§ **Task description**: Repeat the records verbatim and leave the pictures out of your copy.

——————————

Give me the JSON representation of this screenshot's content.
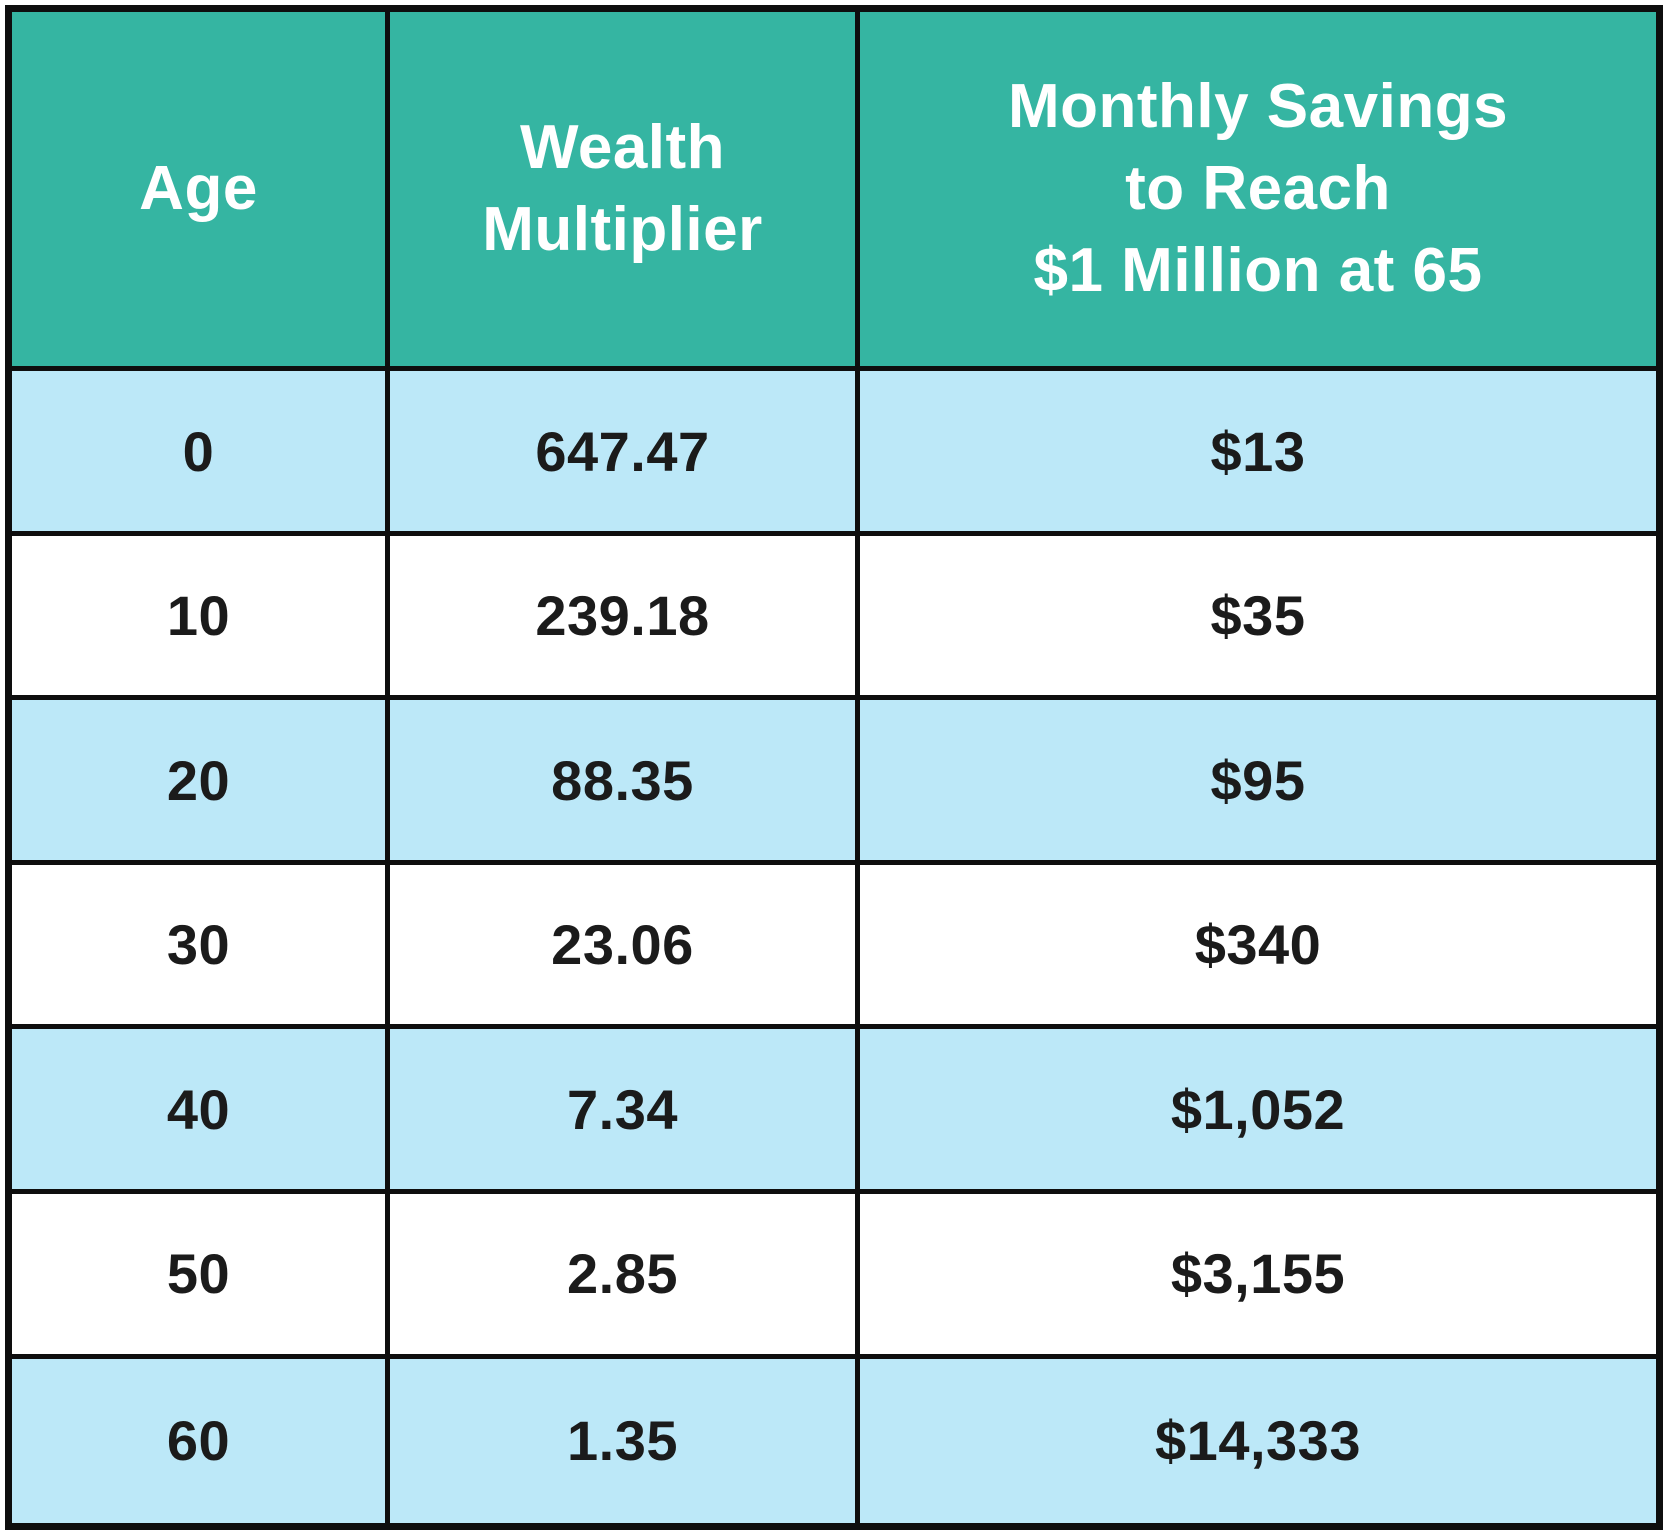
{
  "table": {
    "columns": [
      {
        "label_lines": [
          "Age"
        ]
      },
      {
        "label_lines": [
          "Wealth",
          "Multiplier"
        ]
      },
      {
        "label_lines": [
          "Monthly Savings",
          "to Reach",
          "$1 Million at 65"
        ]
      }
    ],
    "rows": [
      {
        "age": "0",
        "multiplier": "647.47",
        "savings": "$13"
      },
      {
        "age": "10",
        "multiplier": "239.18",
        "savings": "$35"
      },
      {
        "age": "20",
        "multiplier": "88.35",
        "savings": "$95"
      },
      {
        "age": "30",
        "multiplier": "23.06",
        "savings": "$340"
      },
      {
        "age": "40",
        "multiplier": "7.34",
        "savings": "$1,052"
      },
      {
        "age": "50",
        "multiplier": "2.85",
        "savings": "$3,155"
      },
      {
        "age": "60",
        "multiplier": "1.35",
        "savings": "$14,333"
      }
    ]
  },
  "colors": {
    "header_bg": "#35b5a2",
    "header_text": "#ffffff",
    "row_alt_bg": "#bce8f8",
    "row_bg": "#ffffff",
    "border": "#0e0e0e",
    "cell_text": "#1b1b1b"
  },
  "chart_data": {
    "type": "table",
    "title": "",
    "columns": [
      "Age",
      "Wealth Multiplier",
      "Monthly Savings to Reach $1 Million at 65"
    ],
    "rows": [
      [
        0,
        647.47,
        "$13"
      ],
      [
        10,
        239.18,
        "$35"
      ],
      [
        20,
        88.35,
        "$95"
      ],
      [
        30,
        23.06,
        "$340"
      ],
      [
        40,
        7.34,
        "$1,052"
      ],
      [
        50,
        2.85,
        "$3,155"
      ],
      [
        60,
        1.35,
        "$14,333"
      ]
    ]
  }
}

——————————

§ **Correct output**:
Give me the JSON representation of this screenshot's content.
{
  "table": {
    "columns": [
      {
        "label_lines": [
          "Age"
        ]
      },
      {
        "label_lines": [
          "Wealth",
          "Multiplier"
        ]
      },
      {
        "label_lines": [
          "Monthly Savings",
          "to Reach",
          "$1 Million at 65"
        ]
      }
    ],
    "rows": [
      {
        "age": "0",
        "multiplier": "647.47",
        "savings": "$13"
      },
      {
        "age": "10",
        "multiplier": "239.18",
        "savings": "$35"
      },
      {
        "age": "20",
        "multiplier": "88.35",
        "savings": "$95"
      },
      {
        "age": "30",
        "multiplier": "23.06",
        "savings": "$340"
      },
      {
        "age": "40",
        "multiplier": "7.34",
        "savings": "$1,052"
      },
      {
        "age": "50",
        "multiplier": "2.85",
        "savings": "$3,155"
      },
      {
        "age": "60",
        "multiplier": "1.35",
        "savings": "$14,333"
      }
    ]
  },
  "colors": {
    "header_bg": "#35b5a2",
    "header_text": "#ffffff",
    "row_alt_bg": "#bce8f8",
    "row_bg": "#ffffff",
    "border": "#0e0e0e",
    "cell_text": "#1b1b1b"
  },
  "chart_data": {
    "type": "table",
    "title": "",
    "columns": [
      "Age",
      "Wealth Multiplier",
      "Monthly Savings to Reach $1 Million at 65"
    ],
    "rows": [
      [
        0,
        647.47,
        "$13"
      ],
      [
        10,
        239.18,
        "$35"
      ],
      [
        20,
        88.35,
        "$95"
      ],
      [
        30,
        23.06,
        "$340"
      ],
      [
        40,
        7.34,
        "$1,052"
      ],
      [
        50,
        2.85,
        "$3,155"
      ],
      [
        60,
        1.35,
        "$14,333"
      ]
    ]
  }
}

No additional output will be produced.